▶ _Exercise objective_
Gather the lines from the material that contain "Temperature".

▶ _Exercise data_
====================

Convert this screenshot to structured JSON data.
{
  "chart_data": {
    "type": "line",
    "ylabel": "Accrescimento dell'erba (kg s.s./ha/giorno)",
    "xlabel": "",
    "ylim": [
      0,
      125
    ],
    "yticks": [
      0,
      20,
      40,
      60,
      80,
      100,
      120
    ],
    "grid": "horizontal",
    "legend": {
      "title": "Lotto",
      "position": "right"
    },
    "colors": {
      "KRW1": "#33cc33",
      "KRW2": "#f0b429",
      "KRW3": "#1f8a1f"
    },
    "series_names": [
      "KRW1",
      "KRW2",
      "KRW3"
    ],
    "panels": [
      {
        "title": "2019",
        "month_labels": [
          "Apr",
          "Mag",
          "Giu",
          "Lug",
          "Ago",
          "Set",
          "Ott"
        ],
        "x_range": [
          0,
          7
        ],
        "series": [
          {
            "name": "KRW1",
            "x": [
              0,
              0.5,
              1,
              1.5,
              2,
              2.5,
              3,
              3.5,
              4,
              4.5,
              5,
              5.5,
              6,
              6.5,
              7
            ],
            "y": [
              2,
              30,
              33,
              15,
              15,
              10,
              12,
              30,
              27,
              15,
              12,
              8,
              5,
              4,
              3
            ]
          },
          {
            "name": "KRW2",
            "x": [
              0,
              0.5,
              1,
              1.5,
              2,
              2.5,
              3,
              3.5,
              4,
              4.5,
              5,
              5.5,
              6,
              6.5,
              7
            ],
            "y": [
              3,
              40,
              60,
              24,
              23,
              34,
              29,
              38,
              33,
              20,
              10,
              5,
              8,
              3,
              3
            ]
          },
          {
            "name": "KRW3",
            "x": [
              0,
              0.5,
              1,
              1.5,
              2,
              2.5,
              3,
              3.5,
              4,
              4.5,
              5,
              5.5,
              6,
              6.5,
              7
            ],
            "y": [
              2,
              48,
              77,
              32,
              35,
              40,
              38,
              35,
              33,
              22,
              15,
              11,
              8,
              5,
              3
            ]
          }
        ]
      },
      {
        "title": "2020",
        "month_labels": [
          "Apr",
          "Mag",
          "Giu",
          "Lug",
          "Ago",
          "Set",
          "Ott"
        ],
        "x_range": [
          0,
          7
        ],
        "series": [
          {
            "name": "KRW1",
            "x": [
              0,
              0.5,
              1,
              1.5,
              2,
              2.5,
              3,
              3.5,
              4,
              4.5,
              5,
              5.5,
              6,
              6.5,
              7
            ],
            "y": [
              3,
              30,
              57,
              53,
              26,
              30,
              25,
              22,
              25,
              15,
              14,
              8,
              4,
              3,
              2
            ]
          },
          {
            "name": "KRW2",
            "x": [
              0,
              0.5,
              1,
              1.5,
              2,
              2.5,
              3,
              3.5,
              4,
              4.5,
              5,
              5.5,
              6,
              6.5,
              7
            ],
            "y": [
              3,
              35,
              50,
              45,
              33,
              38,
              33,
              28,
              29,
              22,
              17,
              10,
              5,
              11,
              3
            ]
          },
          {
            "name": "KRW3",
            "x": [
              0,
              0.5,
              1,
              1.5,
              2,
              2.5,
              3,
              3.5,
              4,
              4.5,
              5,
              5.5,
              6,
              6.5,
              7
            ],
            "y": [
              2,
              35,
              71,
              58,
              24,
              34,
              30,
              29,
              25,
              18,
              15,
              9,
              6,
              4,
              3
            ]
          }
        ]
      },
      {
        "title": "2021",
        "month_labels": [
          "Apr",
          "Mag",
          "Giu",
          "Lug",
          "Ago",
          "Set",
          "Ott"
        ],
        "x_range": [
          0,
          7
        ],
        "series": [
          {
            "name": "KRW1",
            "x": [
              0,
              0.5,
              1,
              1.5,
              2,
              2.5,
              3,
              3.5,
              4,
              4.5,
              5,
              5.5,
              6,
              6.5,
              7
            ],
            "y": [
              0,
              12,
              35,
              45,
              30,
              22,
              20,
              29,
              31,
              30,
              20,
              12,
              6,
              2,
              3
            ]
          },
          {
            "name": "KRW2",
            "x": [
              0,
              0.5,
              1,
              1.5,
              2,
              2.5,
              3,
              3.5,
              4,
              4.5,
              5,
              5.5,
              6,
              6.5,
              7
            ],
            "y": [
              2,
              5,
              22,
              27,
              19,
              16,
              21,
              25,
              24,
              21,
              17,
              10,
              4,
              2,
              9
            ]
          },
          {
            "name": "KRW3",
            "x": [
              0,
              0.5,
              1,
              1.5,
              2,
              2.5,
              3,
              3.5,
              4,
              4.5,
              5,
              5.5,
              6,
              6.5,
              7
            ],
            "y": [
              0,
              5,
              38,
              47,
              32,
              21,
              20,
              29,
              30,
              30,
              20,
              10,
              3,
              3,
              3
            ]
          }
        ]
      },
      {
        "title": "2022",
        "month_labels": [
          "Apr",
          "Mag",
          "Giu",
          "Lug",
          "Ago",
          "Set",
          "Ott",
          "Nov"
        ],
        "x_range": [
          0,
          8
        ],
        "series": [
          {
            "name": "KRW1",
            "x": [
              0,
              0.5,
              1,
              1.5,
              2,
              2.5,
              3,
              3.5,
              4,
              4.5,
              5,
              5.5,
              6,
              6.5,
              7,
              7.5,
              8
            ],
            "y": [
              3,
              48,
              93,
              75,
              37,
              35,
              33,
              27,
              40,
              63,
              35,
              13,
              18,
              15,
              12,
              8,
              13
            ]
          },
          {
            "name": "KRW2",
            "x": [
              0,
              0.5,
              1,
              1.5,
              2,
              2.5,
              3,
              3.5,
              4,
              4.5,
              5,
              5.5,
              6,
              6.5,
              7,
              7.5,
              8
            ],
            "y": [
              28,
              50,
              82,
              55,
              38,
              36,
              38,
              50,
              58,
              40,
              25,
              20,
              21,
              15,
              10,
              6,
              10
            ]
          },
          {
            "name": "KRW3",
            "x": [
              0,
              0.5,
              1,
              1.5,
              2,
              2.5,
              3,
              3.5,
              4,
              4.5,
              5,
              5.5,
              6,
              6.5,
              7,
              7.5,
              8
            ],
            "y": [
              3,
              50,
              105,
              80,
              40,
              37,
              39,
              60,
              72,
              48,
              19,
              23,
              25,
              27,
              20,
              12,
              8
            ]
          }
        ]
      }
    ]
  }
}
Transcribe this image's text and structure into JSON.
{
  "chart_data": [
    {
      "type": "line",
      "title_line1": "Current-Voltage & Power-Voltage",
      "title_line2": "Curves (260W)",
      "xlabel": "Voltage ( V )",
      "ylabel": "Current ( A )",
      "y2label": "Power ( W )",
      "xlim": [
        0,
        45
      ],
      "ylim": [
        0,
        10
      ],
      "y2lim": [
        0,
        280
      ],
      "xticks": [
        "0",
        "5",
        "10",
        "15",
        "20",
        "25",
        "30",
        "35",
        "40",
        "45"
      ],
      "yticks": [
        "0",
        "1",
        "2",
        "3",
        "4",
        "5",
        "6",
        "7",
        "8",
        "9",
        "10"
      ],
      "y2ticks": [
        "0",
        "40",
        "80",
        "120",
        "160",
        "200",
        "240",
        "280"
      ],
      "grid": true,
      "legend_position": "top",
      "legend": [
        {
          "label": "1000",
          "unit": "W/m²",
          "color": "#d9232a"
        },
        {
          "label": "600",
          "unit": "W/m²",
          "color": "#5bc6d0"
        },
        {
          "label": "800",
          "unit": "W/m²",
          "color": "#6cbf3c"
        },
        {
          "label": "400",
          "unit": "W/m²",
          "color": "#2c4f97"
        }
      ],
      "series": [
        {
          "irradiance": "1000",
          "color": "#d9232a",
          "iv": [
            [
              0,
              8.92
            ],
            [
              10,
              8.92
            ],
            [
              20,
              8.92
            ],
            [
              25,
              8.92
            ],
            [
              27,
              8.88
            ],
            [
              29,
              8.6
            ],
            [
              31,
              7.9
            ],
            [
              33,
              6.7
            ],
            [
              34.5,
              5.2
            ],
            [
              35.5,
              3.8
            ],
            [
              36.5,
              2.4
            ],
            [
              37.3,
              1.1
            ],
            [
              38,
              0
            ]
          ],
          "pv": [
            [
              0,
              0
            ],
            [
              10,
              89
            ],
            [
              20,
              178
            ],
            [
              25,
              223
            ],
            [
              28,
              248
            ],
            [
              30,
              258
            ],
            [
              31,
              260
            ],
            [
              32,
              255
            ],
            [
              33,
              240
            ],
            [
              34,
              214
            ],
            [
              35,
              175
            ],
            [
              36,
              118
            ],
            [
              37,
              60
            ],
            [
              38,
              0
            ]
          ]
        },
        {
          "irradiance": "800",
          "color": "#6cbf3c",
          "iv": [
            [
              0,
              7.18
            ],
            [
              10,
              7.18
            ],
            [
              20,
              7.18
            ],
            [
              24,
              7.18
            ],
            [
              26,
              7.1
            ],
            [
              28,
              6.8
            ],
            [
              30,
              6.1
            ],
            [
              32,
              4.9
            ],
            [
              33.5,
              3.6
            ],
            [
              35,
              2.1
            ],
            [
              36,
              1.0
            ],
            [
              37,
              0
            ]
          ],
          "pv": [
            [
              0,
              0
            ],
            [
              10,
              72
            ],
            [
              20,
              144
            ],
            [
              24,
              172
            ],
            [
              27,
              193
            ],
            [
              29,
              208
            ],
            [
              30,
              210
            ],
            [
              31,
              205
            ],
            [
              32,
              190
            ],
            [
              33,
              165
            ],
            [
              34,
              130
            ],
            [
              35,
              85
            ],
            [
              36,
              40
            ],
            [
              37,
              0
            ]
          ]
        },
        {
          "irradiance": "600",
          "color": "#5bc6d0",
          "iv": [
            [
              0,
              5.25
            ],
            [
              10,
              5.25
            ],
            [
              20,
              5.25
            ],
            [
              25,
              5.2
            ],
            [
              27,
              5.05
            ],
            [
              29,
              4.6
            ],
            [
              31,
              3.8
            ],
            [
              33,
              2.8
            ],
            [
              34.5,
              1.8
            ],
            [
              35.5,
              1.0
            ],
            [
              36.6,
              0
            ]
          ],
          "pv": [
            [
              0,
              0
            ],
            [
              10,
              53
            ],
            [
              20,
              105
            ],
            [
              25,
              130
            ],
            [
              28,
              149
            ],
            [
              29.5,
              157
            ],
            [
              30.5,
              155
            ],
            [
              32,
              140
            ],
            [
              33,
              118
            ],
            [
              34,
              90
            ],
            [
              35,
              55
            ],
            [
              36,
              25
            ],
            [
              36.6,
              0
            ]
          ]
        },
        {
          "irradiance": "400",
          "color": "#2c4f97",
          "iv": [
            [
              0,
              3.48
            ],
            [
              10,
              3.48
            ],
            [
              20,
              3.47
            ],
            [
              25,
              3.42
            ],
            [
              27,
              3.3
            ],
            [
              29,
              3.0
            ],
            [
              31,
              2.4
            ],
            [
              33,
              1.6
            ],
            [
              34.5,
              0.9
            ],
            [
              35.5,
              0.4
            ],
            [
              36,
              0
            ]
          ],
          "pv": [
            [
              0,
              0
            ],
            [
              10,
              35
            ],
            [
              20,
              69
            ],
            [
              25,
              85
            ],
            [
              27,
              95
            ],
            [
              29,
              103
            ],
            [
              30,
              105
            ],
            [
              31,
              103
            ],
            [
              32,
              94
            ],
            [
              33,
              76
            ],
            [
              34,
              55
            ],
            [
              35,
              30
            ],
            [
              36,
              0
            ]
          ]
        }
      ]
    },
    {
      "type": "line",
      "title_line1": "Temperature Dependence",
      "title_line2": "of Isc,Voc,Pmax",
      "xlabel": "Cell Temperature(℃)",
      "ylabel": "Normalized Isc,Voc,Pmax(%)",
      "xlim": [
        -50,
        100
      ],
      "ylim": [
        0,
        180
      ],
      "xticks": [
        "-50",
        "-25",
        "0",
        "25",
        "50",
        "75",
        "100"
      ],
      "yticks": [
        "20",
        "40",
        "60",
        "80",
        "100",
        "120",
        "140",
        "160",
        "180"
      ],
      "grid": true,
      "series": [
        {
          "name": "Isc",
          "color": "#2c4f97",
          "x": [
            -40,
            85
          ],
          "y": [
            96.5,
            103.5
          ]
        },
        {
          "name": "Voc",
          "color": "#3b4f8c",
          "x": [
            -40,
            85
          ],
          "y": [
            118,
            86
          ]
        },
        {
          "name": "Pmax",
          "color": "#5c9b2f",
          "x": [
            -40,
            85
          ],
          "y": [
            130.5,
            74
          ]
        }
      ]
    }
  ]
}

====================

▶ _Result for this exercise_
      "title_line1": "Temperature Dependence",
      "xlabel": "Cell Temperature(℃)",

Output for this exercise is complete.